# Exercise instructions
Omit any picture, and return the remaining data exactly as written.

# Records for this exercise
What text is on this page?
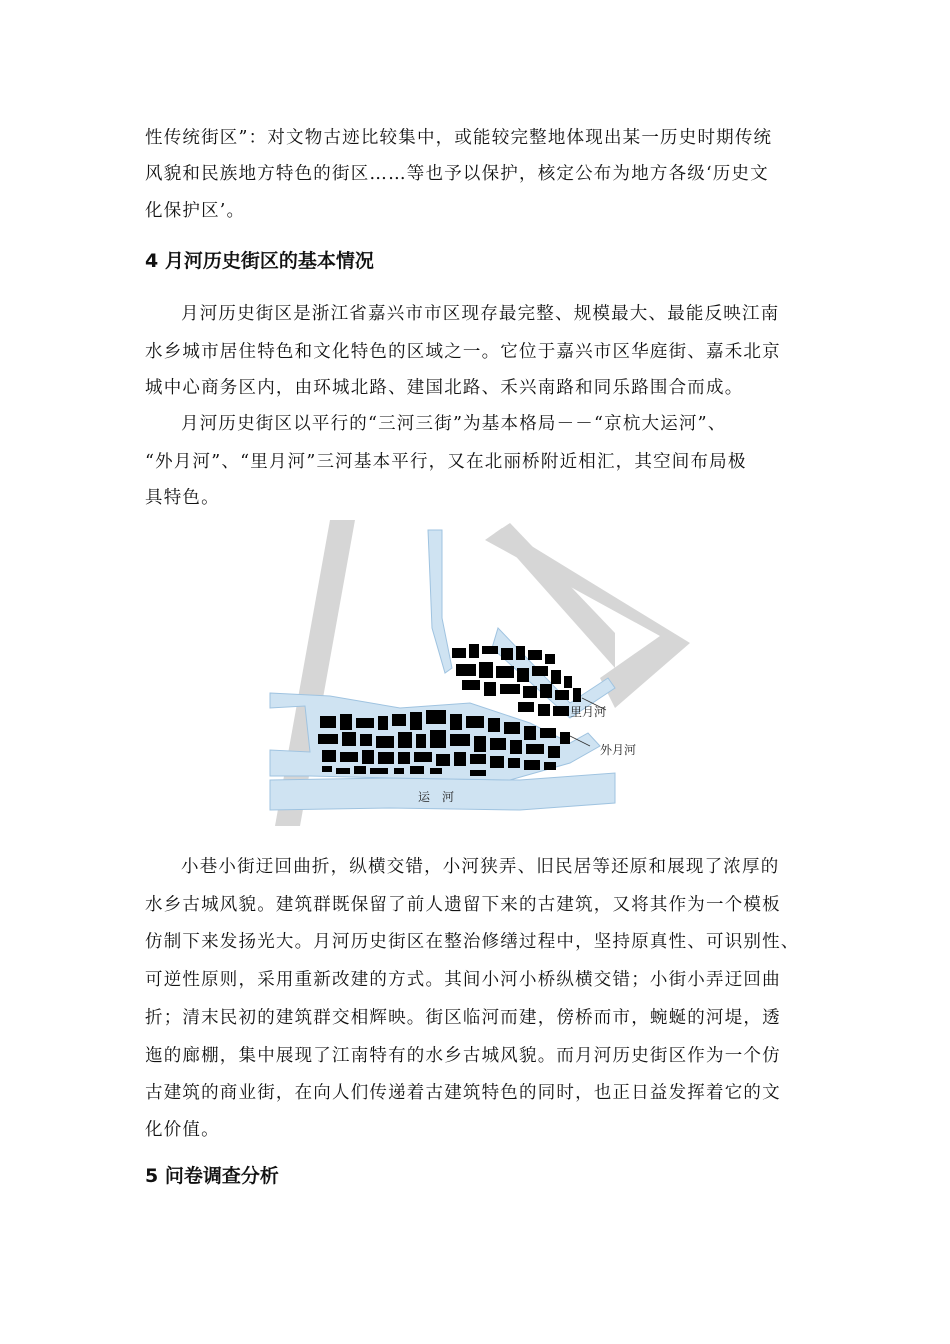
性传统街区”：对文物古迹比较集中，或能较完整地体现出某一历史时期传统
风貌和民族地方特色的街区……等也予以保护，核定公布为地方各级‘历史文
化保护区’。
4 月河历史街区的基本情况
月河历史街区是浙江省嘉兴市市区现存最完整、规模最大、最能反映江南
水乡城市居住特色和文化特色的区域之一。它位于嘉兴市区华庭街、嘉禾北京
城中心商务区内，由环城北路、建国北路、禾兴南路和同乐路围合而成。
月河历史街区以平行的“三河三街”为基本格局－－“京杭大运河”、
“外月河”、“里月河”三河基本平行，又在北丽桥附近相汇，其空间布局极
具特色。
里月河
外月河
运　河
小巷小街迂回曲折，纵横交错，小河狭弄、旧民居等还原和展现了浓厚的
水乡古城风貌。建筑群既保留了前人遗留下来的古建筑，又将其作为一个模板
仿制下来发扬光大。月河历史街区在整治修缮过程中，坚持原真性、可识别性、
可逆性原则，采用重新改建的方式。其间小河小桥纵横交错；小街小弄迂回曲
折；清末民初的建筑群交相辉映。街区临河而建，傍桥而市，蜿蜒的河堤，透
迤的廊棚，集中展现了江南特有的水乡古城风貌。而月河历史街区作为一个仿
古建筑的商业街，在向人们传递着古建筑特色的同时，也正日益发挥着它的文
化价值。
5 问卷调查分析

# Solution to the exercise
What text is on this page?
性传统街区”：对文物古迹比较集中，或能较完整地体现出某一历史时期传统
风貌和民族地方特色的街区……等也予以保护，核定公布为地方各级‘历史文
化保护区’。
4 月河历史街区的基本情况
月河历史街区是浙江省嘉兴市市区现存最完整、规模最大、最能反映江南
水乡城市居住特色和文化特色的区域之一。它位于嘉兴市区华庭街、嘉禾北京
城中心商务区内，由环城北路、建国北路、禾兴南路和同乐路围合而成。
月河历史街区以平行的“三河三街”为基本格局－－“京杭大运河”、
“外月河”、“里月河”三河基本平行，又在北丽桥附近相汇，其空间布局极
具特色。
里月河
外月河
运　河
小巷小街迂回曲折，纵横交错，小河狭弄、旧民居等还原和展现了浓厚的
水乡古城风貌。建筑群既保留了前人遗留下来的古建筑，又将其作为一个模板
仿制下来发扬光大。月河历史街区在整治修缮过程中，坚持原真性、可识别性、
可逆性原则，采用重新改建的方式。其间小河小桥纵横交错；小街小弄迂回曲
折；清末民初的建筑群交相辉映。街区临河而建，傍桥而市，蜿蜒的河堤，透
迤的廊棚，集中展现了江南特有的水乡古城风貌。而月河历史街区作为一个仿
古建筑的商业街，在向人们传递着古建筑特色的同时，也正日益发挥着它的文
化价值。
5 问卷调查分析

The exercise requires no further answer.